Excerpt provided →

● ● ●

Takeaways from Jimmy Butler’s historic Finals performance, and how it helped save the Heat
Five takeaways from the Miami Heat’s 115-104 win over the Los Angeles Lakers on Sunday in Game 3 of the NBA Finals at Disney’s Wide World of Sports Complex. Miami cut Los Angeles’s series lead to 2-1 in the best-of-7 series:
With starting center Bam Adebayo and starting guard Goran Dragic out because of injuries, Jimmy Butler needed to step up for the Heat to avoid a 3-0 series deficit. What did Butler do? He put together one of the best performances in NBA Finals history.
After totaling 25 points, eight rebounds and a playoff career-high 13 assists in Friday’s Game 2 loss, Butler took it upon himself to generate even more offense Sunday.
Butler finished Game 3 with 40 points on 14-of-20 shooting from the field and 12-of-14 shooting from the foul line, 11 rebounds, 13 assists, two steals and two blocks to will the Heat to the victory. He became just the third player in NBA history to record a 40-point triple-double in the Finals, joining Jerry West (1969 Finals) and LeBron James (2015 Finals) on that list.
“How else do you say it other than Jimmy effing Butler,” Heat coach Erik Spoelstra said. “But this is what he wanted, this is what we wanted. It’s really hard to analyze or describe Jimmy until you actually feel him between the four lines. He’s a supreme, elite competitor and we needed it. Obviously this was a very desperate urgent game and he was doing it on both ends of the court, just put his imprint on every important part of the game. He’s in the top percentile of this entire association in terms of conditioning and you saw he just got stronger as the game went on.”
Butler joined James as the only two Heat players in franchise history to finish a Finals game with a triple-double.
Butler also became just the second player in NBA history to record at least 40 points, 11 rebounds and 13 assists in a playoff game. Luka Doncic became the first player to do it earlier this postseason, when he finished Game 4 of the Dallas Mavericks’ first-round series against the Los Angeles Clippers with 43 points, 17 rebounds and 13 assists.
How did Butler get his points Sunday? By relentlessly attacking the basket.
Butler scored a career-high 26-paint points on 13-of-16 shooting in Game 3. He joined James Worthy, Magic Johnson and Scottie Pippen as the only players to notch a triple-double in the Finals without attempting a three-pointer since the three-point shot was adopted by the NBA in 1979.

● ● ●

Records provided →
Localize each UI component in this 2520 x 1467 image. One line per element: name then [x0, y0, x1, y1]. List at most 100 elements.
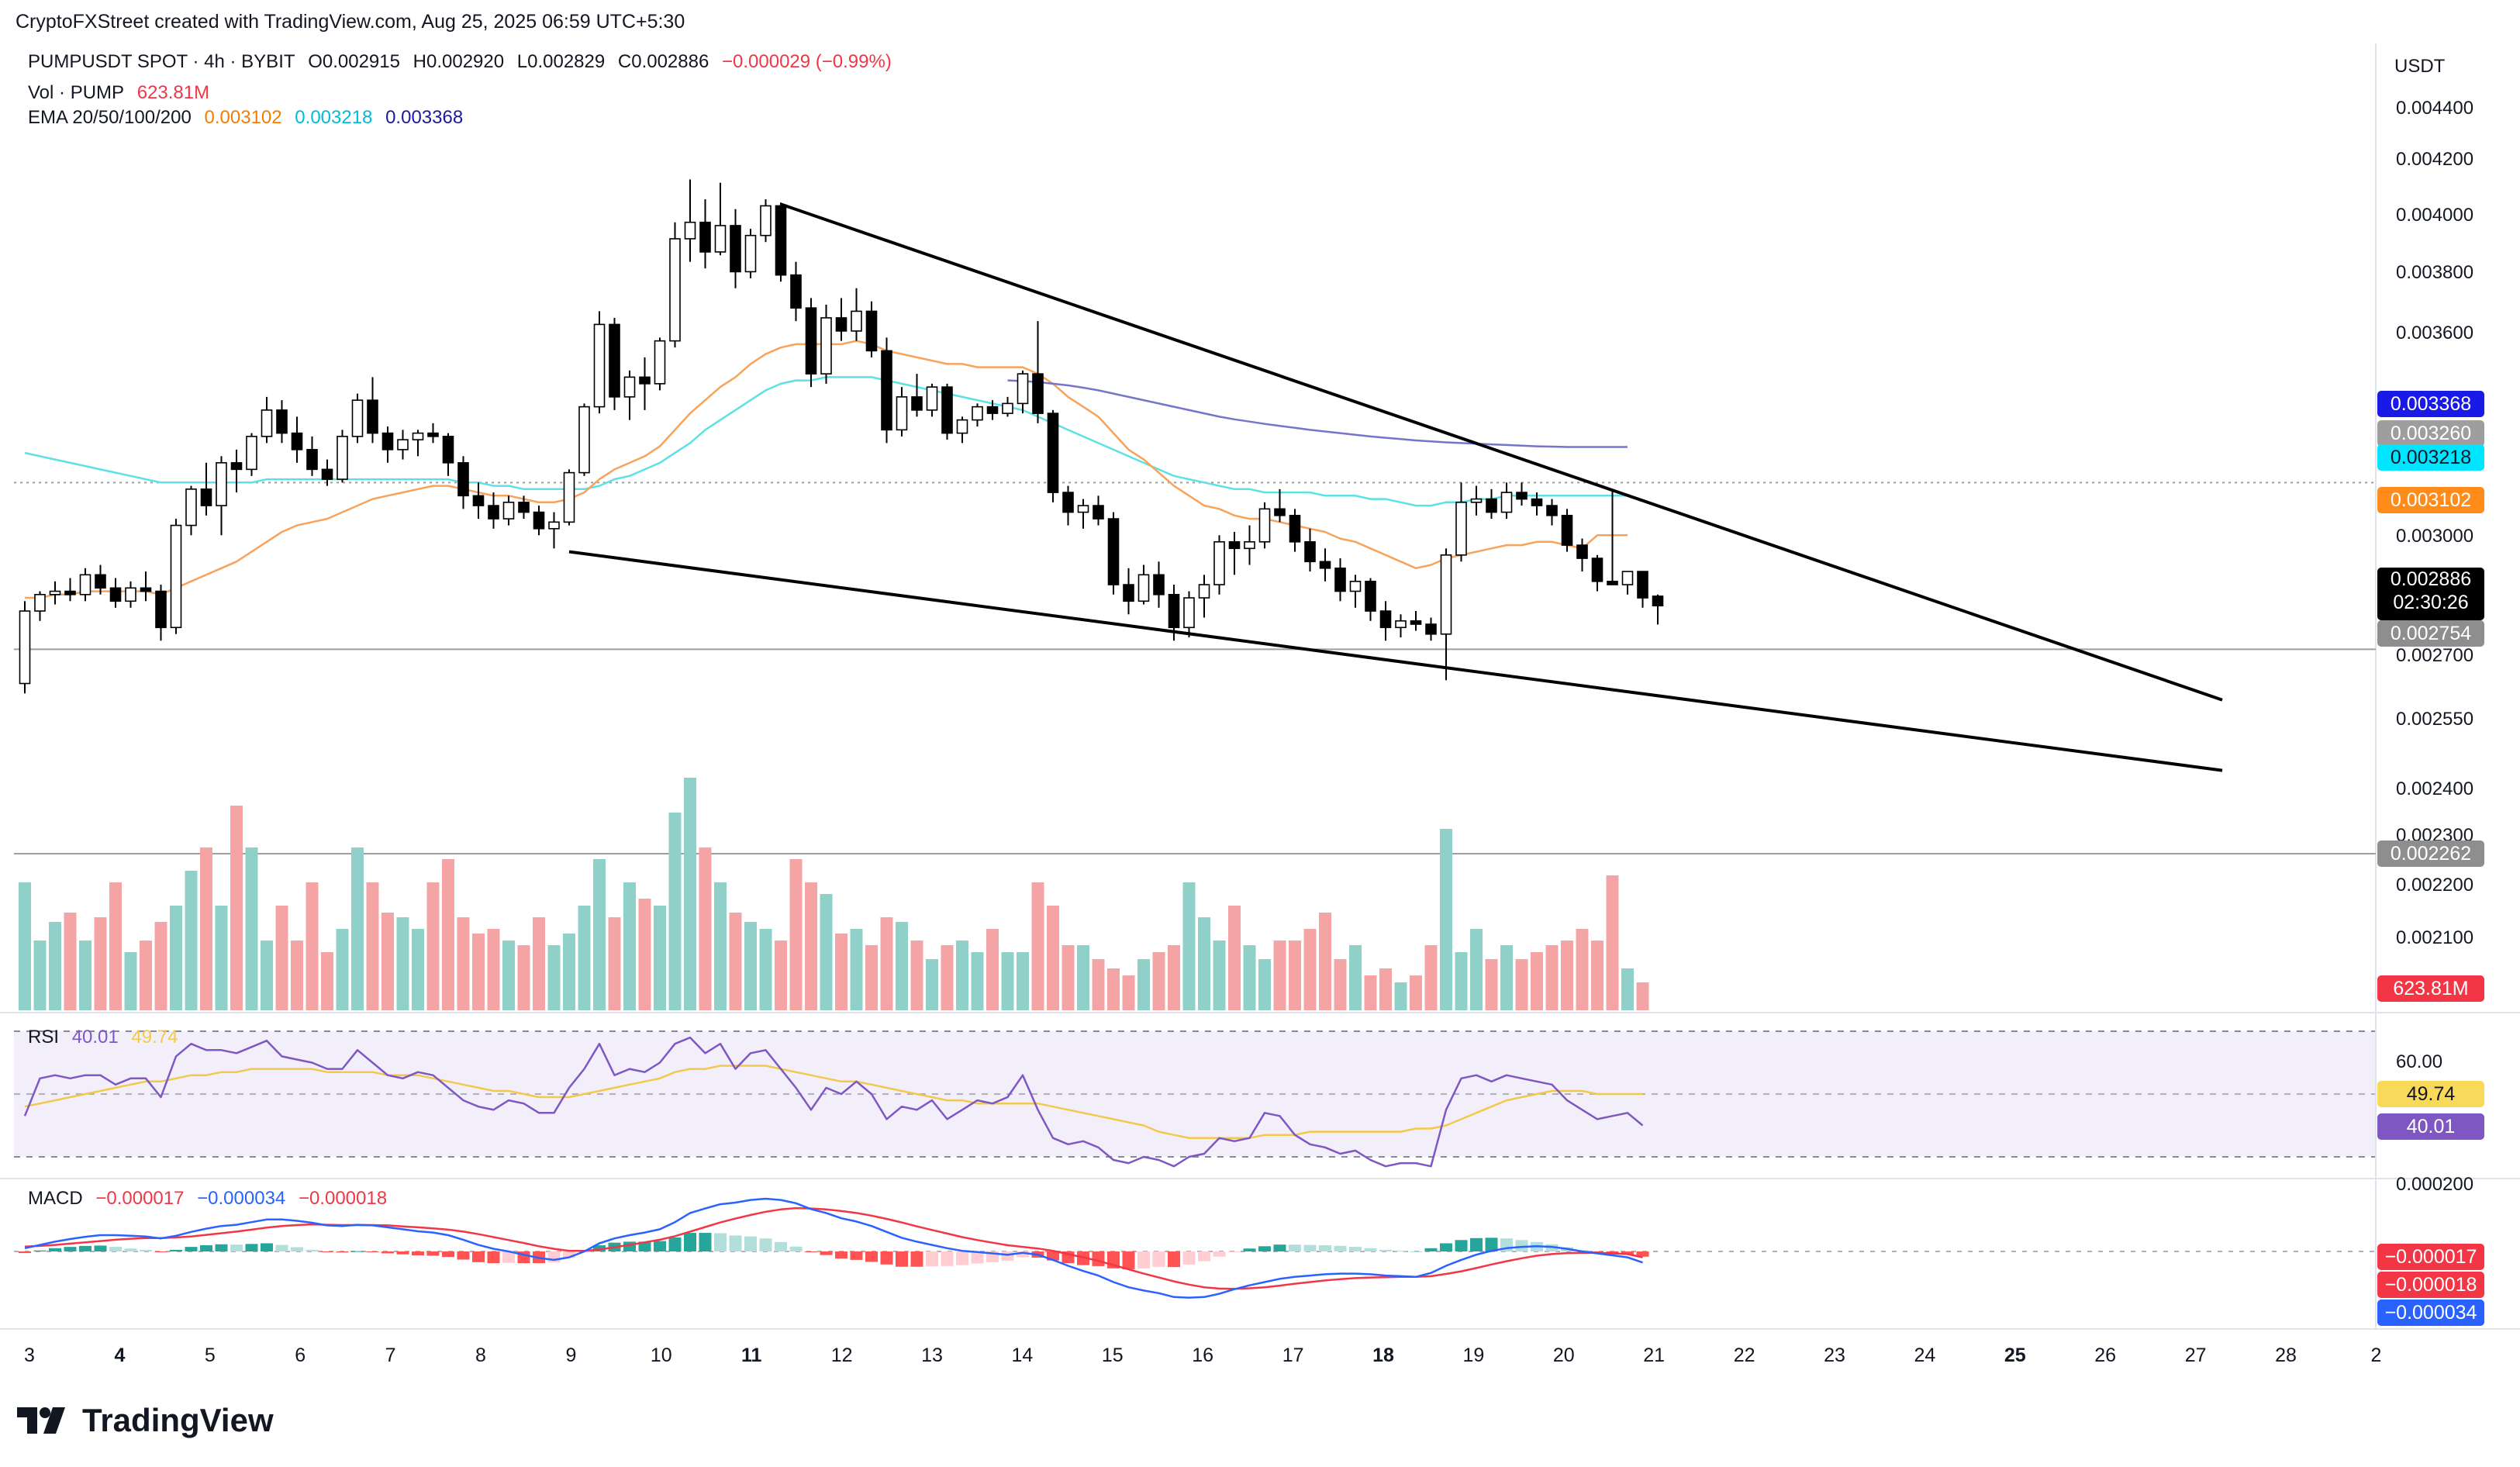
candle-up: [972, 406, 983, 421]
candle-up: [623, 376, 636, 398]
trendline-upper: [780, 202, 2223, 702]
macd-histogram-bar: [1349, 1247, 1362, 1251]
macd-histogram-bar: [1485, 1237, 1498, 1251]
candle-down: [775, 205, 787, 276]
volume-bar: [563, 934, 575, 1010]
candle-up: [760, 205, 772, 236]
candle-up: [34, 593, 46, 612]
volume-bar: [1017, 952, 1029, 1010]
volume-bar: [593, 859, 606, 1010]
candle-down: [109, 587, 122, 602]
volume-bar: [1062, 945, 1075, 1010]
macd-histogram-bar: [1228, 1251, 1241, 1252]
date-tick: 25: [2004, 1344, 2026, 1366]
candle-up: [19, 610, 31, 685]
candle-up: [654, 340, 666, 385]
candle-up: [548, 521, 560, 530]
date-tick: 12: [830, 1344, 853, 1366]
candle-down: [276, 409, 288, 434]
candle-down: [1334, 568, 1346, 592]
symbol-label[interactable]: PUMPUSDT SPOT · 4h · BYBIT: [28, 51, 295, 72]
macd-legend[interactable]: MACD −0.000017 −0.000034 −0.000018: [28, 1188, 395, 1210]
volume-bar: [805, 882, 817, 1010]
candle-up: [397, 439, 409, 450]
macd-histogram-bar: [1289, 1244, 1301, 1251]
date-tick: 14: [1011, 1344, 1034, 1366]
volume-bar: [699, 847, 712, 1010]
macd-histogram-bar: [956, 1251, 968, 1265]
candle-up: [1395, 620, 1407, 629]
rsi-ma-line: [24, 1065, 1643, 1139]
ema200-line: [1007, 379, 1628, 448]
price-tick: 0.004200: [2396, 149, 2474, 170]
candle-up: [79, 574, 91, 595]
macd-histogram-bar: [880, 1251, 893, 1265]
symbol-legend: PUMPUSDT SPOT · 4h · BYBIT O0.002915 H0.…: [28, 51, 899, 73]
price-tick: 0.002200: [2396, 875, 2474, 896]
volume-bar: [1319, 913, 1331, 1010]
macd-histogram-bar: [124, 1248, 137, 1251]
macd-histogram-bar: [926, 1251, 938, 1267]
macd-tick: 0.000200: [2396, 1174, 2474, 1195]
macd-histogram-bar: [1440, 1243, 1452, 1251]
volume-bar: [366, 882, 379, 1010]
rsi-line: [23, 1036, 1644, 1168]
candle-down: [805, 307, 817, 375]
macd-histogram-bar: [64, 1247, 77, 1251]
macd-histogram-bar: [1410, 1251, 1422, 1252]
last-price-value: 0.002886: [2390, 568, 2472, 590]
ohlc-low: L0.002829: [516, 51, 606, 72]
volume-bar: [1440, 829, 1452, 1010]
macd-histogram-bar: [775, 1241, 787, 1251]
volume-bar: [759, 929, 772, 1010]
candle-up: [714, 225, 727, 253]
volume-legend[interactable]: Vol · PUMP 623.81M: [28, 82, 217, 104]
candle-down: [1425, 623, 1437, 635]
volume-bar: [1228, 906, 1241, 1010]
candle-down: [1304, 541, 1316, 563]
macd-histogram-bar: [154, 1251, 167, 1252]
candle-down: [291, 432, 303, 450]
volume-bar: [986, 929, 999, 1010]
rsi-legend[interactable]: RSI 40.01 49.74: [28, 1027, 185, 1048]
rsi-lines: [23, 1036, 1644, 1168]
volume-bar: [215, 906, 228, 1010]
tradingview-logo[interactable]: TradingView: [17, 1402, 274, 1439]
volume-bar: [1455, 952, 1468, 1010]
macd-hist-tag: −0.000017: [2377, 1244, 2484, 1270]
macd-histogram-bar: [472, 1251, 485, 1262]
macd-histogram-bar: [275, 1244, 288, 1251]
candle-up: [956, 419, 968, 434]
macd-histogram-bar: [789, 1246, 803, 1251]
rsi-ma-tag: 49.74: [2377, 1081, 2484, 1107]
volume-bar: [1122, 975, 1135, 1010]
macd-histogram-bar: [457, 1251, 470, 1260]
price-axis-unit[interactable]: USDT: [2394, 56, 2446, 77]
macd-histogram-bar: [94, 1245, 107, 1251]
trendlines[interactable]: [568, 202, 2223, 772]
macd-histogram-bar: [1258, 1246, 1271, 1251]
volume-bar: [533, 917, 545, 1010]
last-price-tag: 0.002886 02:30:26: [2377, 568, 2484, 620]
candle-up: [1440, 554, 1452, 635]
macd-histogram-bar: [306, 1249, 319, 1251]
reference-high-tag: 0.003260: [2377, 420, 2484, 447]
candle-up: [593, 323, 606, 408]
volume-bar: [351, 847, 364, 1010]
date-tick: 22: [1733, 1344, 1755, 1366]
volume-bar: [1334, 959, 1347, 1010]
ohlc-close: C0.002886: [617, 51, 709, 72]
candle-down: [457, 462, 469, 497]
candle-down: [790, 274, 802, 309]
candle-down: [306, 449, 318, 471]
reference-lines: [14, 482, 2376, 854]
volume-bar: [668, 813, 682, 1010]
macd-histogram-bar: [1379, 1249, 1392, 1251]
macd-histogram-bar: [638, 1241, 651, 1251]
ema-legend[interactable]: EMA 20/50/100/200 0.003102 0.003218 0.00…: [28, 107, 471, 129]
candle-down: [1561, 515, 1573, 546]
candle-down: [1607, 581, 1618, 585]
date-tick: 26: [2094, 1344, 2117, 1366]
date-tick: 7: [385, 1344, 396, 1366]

● ● ●

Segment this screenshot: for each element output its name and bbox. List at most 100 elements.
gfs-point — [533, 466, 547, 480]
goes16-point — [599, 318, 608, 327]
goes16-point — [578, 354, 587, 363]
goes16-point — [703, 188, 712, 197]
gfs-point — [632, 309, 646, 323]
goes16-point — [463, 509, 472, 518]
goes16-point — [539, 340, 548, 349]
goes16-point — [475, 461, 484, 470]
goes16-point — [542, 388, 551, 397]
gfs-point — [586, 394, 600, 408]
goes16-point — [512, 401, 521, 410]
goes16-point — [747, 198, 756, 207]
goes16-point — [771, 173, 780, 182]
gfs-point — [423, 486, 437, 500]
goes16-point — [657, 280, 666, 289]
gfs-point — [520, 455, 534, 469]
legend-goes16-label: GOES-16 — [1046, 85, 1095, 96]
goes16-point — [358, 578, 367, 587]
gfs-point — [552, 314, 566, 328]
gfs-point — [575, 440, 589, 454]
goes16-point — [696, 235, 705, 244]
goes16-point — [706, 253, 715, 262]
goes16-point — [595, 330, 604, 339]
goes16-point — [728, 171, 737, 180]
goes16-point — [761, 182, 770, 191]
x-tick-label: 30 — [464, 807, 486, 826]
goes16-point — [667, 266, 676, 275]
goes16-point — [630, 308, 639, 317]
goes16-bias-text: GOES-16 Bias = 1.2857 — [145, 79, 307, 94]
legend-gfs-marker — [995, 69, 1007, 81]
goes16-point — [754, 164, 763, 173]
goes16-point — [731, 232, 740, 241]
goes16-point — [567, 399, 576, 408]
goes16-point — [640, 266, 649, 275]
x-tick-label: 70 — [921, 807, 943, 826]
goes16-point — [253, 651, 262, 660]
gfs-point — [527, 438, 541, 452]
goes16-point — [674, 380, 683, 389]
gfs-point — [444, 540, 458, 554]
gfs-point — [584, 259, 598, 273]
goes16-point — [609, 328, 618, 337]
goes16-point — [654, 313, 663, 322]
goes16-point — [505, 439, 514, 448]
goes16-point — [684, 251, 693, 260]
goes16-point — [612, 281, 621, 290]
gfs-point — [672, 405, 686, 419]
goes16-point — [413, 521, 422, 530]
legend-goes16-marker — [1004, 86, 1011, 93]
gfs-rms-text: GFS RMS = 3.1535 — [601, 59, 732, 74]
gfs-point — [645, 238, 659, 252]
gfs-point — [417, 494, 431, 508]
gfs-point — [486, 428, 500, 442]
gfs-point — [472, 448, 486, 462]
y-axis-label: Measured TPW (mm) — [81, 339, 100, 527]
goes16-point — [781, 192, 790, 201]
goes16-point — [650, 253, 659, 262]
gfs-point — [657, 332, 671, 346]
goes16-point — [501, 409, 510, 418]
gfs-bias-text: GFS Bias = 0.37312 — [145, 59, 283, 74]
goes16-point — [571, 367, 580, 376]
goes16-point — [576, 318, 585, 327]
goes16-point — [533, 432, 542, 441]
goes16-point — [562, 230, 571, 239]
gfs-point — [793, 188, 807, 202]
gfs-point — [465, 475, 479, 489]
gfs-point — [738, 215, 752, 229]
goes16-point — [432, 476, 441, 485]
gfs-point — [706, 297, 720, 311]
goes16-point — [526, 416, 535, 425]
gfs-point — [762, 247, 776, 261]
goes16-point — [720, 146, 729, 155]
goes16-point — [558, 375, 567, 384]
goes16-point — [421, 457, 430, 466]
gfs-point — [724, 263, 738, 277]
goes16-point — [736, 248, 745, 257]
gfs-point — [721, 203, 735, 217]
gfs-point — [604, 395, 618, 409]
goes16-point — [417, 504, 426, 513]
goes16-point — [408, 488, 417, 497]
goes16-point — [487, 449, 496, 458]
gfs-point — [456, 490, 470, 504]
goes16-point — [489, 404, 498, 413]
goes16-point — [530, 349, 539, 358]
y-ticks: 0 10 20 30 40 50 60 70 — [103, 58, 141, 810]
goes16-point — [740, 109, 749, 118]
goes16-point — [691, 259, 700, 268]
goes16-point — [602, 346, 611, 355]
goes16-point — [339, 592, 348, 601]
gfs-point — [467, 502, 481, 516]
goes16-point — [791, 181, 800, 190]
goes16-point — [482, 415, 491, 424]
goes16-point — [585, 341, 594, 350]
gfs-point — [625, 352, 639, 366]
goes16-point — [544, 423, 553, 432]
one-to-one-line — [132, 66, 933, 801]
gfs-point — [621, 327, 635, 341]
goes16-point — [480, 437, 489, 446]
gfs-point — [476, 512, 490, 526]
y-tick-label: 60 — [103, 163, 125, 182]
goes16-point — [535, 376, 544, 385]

● ● ●

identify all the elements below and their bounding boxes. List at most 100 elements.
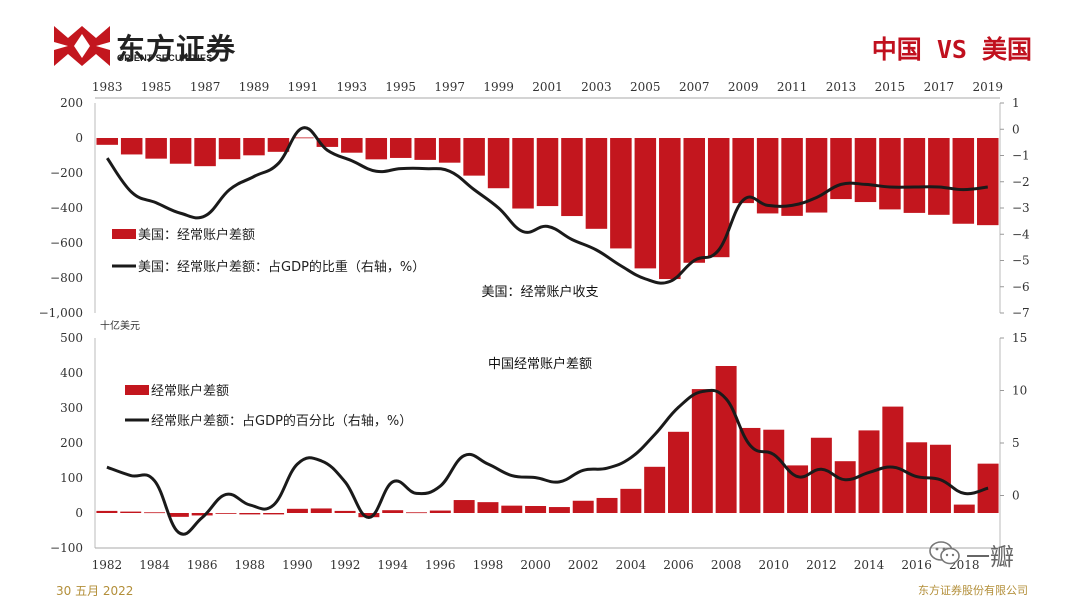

● ● ●

Written task →
Rewrite everything in the article on Jimmy Butler's Game 3 from "After totaling 25" down to "on that list.", putting "free-throw line" in place of "foul line". Work only from the article on Jimmy Butler's Game 3.

Completed exercise →
After totaling 25 points, eight rebounds and a playoff career-high 13 assists in Friday’s Game 2 loss, Butler took it upon himself to generate even more offense Sunday.
Butler finished Game 3 with 40 points on 14-of-20 shooting from the field and 12-of-14 shooting from the free-throw line, 11 rebounds, 13 assists, two steals and two blocks to will the Heat to the victory. He became just the third player in NBA history to record a 40-point triple-double in the Finals, joining Jerry West (1969 Finals) and LeBron James (2015 Finals) on that list.